▸ What is needed: Lines containing the word "using" are to be located and copied.

▸ Provided material:
....
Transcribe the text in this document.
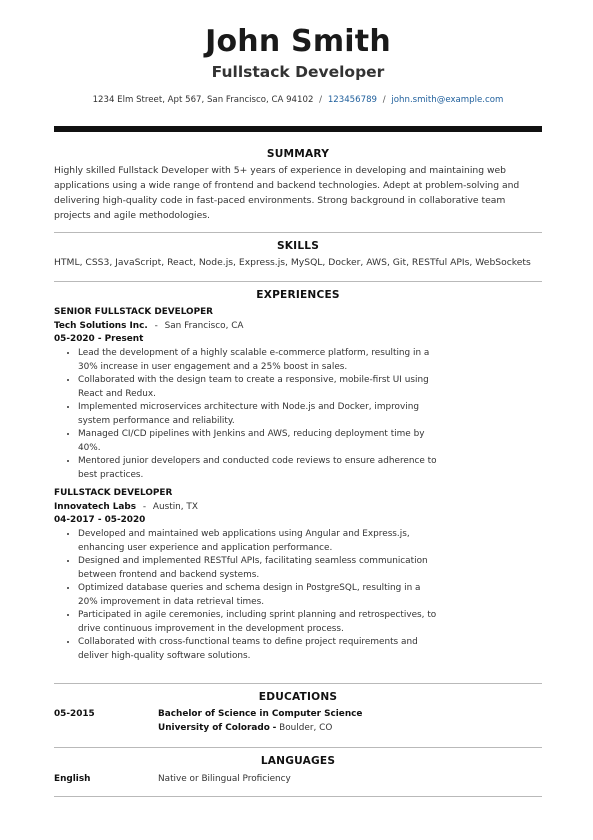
John Smith
Fullstack Developer
1234 Elm Street, Apt 567, San Francisco, CA 94102 / 123456789 / john.smith@example.com
SUMMARY
Highly skilled Fullstack Developer with 5+ years of experience in developing and maintaining web applications using a wide range of frontend and backend technologies. Adept at problem-solving and delivering high-quality code in fast-paced environments. Strong background in collaborative team projects and agile methodologies.
SKILLS
HTML, CSS3, JavaScript, React, Node.js, Express.js, MySQL, Docker, AWS, Git, RESTful APIs, WebSockets
EXPERIENCES
SENIOR FULLSTACK DEVELOPER
Tech Solutions Inc. - San Francisco, CA
05-2020 - Present
• Lead the development of a highly scalable e-commerce platform, resulting in a 30% increase in user engagement and a 25% boost in sales.
• Collaborated with the design team to create a responsive, mobile-first UI using React and Redux.
• Implemented microservices architecture with Node.js and Docker, improving system performance and reliability.
• Managed CI/CD pipelines with Jenkins and AWS, reducing deployment time by 40%.
• Mentored junior developers and conducted code reviews to ensure adherence to best practices.
FULLSTACK DEVELOPER
Innovatech Labs - Austin, TX
04-2017 - 05-2020
• Developed and maintained web applications using Angular and Express.js, enhancing user experience and application performance.
• Designed and implemented RESTful APIs, facilitating seamless communication between frontend and backend systems.
• Optimized database queries and schema design in PostgreSQL, resulting in a 20% improvement in data retrieval times.
• Participated in agile ceremonies, including sprint planning and retrospectives, to drive continuous improvement in the development process.
• Collaborated with cross-functional teams to define project requirements and deliver high-quality software solutions.
EDUCATIONS
05-2015	Bachelor of Science in Computer Science
University of Colorado - Boulder, CO
LANGUAGES
English	Native or Bilingual Proficiency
....
▸ Solution for this exercise:
Highly skilled Fullstack Developer with 5+ years of experience in developing and maintaining web applications using a wide range of frontend and backend technologies. Adept at problem-solving and delivering high-quality code in fast-paced environments. Strong background in collaborative team projects and agile methodologies.
• Collaborated with the design team to create a responsive, mobile-first UI using React and Redux.
• Developed and maintained web applications using Angular and Express.js, enhancing user experience and application performance.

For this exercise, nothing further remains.